## Begin ROWS
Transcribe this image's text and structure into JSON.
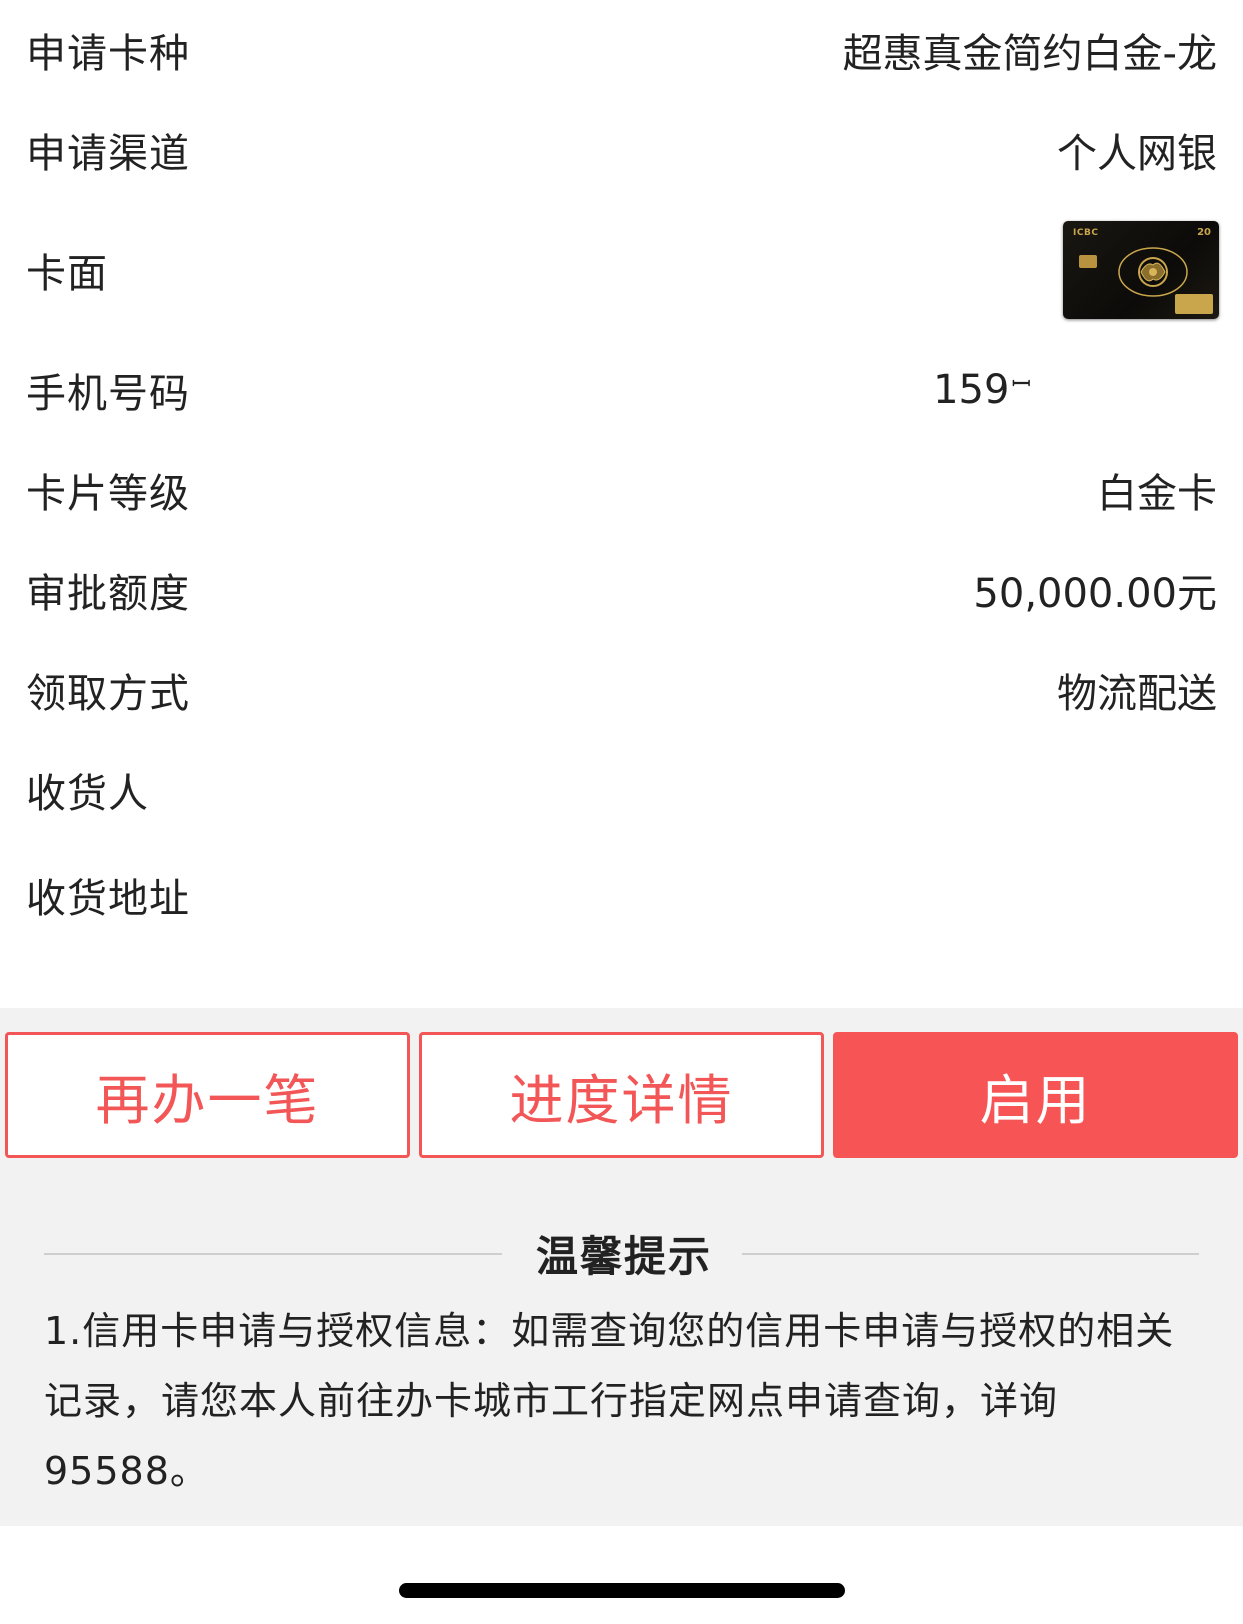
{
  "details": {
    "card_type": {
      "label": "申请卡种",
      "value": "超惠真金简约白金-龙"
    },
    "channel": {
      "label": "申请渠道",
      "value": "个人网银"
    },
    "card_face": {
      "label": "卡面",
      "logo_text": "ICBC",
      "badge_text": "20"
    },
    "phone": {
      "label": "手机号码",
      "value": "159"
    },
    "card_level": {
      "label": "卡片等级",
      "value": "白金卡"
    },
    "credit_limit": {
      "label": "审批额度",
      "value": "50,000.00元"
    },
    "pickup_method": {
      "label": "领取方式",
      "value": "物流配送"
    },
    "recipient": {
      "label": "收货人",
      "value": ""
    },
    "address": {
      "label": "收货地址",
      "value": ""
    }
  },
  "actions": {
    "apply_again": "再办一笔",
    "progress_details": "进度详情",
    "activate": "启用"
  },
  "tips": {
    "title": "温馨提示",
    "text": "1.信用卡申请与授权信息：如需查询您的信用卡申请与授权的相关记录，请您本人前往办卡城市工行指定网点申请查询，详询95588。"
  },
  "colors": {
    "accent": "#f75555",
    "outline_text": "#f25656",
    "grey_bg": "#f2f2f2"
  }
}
## End ROWS
WRITTEN EXERCISE
Look through the records above and report how many lines hold the word "label", giving only the number.

SOLUTION FOR THIS TASK
9